■ What you are asked to do
Each record below is to be reproduced without any change.
+ + + +
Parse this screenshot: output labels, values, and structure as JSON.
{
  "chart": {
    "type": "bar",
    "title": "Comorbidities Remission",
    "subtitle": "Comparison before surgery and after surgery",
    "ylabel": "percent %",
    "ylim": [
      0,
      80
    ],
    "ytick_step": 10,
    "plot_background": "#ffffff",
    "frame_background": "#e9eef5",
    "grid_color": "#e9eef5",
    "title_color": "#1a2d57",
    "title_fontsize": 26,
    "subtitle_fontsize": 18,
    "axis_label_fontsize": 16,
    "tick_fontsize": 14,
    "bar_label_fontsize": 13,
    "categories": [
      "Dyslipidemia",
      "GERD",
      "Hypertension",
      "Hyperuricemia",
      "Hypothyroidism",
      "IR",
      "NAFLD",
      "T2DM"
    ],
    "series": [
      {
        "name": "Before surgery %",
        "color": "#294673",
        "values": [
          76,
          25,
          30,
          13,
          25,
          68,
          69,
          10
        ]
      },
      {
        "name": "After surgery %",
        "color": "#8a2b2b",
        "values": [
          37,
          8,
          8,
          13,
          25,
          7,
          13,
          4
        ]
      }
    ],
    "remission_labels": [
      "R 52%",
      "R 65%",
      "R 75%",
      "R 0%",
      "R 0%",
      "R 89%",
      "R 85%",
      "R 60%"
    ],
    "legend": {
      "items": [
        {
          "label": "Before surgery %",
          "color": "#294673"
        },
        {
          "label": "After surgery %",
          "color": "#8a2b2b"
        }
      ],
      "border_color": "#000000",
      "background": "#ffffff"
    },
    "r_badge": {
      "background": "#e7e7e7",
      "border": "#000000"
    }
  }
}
+ + + +
■ Solution for this exercise
Parse this screenshot: output labels, values, and structure as JSON.
{
  "chart": {
    "type": "bar",
    "title": "Comorbidities Remission",
    "subtitle": "Comparison before surgery and after surgery",
    "ylabel": "percent %",
    "ylim": [
      0,
      80
    ],
    "ytick_step": 10,
    "plot_background": "#ffffff",
    "frame_background": "#e9eef5",
    "grid_color": "#e9eef5",
    "title_color": "#1a2d57",
    "title_fontsize": 26,
    "subtitle_fontsize": 18,
    "axis_label_fontsize": 16,
    "tick_fontsize": 14,
    "bar_label_fontsize": 13,
    "categories": [
      "Dyslipidemia",
      "GERD",
      "Hypertension",
      "Hyperuricemia",
      "Hypothyroidism",
      "IR",
      "NAFLD",
      "T2DM"
    ],
    "series": [
      {
        "name": "Before surgery %",
        "color": "#294673",
        "values": [
          76,
          25,
          30,
          13,
          25,
          68,
          69,
          10
        ]
      },
      {
        "name": "After surgery %",
        "color": "#8a2b2b",
        "values": [
          37,
          8,
          8,
          13,
          25,
          7,
          13,
          4
        ]
      }
    ],
    "remission_labels": [
      "R 52%",
      "R 65%",
      "R 75%",
      "R 0%",
      "R 0%",
      "R 89%",
      "R 85%",
      "R 60%"
    ],
    "legend": {
      "items": [
        {
          "label": "Before surgery %",
          "color": "#294673"
        },
        {
          "label": "After surgery %",
          "color": "#8a2b2b"
        }
      ],
      "border_color": "#000000",
      "background": "#ffffff"
    },
    "r_badge": {
      "background": "#e7e7e7",
      "border": "#000000"
    }
  }
}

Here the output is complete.